STORED ROWS >>
--- --- ---
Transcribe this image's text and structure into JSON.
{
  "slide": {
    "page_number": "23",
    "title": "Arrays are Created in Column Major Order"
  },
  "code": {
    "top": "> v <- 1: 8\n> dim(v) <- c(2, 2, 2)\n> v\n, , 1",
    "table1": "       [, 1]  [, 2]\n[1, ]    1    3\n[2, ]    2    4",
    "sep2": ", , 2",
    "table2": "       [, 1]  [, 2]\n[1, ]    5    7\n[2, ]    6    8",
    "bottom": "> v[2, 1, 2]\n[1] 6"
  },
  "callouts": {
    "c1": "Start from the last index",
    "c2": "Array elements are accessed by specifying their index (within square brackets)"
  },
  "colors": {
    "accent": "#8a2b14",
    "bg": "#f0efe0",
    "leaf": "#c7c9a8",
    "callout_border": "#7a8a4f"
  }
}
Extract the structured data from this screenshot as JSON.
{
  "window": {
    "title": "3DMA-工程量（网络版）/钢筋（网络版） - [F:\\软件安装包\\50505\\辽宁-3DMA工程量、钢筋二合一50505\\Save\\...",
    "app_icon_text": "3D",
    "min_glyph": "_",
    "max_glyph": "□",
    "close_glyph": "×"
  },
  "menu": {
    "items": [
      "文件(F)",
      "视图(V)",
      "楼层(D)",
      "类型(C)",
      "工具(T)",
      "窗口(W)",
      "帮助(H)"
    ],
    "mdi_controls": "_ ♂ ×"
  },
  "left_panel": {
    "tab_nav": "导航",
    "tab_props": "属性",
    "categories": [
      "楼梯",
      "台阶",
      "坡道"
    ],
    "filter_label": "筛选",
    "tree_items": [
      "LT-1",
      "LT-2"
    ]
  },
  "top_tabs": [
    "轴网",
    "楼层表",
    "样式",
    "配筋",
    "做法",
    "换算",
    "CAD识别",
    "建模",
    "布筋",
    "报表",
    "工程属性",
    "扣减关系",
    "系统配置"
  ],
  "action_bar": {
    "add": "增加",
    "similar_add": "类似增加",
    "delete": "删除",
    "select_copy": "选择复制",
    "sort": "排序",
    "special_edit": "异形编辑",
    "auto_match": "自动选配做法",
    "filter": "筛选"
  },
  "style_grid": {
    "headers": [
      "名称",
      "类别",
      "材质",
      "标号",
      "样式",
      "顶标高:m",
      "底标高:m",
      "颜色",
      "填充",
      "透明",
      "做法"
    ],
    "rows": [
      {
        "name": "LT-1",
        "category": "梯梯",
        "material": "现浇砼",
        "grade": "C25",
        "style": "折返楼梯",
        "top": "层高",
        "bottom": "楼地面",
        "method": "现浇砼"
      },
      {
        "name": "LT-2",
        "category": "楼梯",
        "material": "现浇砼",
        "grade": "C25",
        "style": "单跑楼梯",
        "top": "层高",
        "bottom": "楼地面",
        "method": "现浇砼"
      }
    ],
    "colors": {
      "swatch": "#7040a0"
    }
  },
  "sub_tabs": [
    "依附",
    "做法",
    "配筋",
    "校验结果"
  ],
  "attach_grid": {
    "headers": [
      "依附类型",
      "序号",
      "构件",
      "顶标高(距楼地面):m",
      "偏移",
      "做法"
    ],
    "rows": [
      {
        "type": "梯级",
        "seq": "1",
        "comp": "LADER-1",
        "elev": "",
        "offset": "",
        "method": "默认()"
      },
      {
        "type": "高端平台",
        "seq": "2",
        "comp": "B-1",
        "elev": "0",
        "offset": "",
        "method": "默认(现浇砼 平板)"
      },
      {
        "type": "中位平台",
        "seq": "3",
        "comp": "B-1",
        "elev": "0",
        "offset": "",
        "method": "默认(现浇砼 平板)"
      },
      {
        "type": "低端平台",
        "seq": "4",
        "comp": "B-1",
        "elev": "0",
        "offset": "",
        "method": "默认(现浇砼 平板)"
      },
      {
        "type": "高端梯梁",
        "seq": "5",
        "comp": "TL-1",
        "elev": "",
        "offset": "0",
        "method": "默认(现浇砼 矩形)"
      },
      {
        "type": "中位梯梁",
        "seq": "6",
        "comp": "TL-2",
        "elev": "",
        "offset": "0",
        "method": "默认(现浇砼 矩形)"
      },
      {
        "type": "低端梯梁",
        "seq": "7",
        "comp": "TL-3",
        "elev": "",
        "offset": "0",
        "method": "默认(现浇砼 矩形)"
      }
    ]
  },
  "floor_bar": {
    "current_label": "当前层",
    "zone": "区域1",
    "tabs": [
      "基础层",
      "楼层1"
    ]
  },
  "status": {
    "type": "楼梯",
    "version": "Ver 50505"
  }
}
--- --- ---
TASK DIRECTIONS >>
Among the lines above, count those containing the word "type" and give nothing but the result.

SOLVED PROBLEM >>
8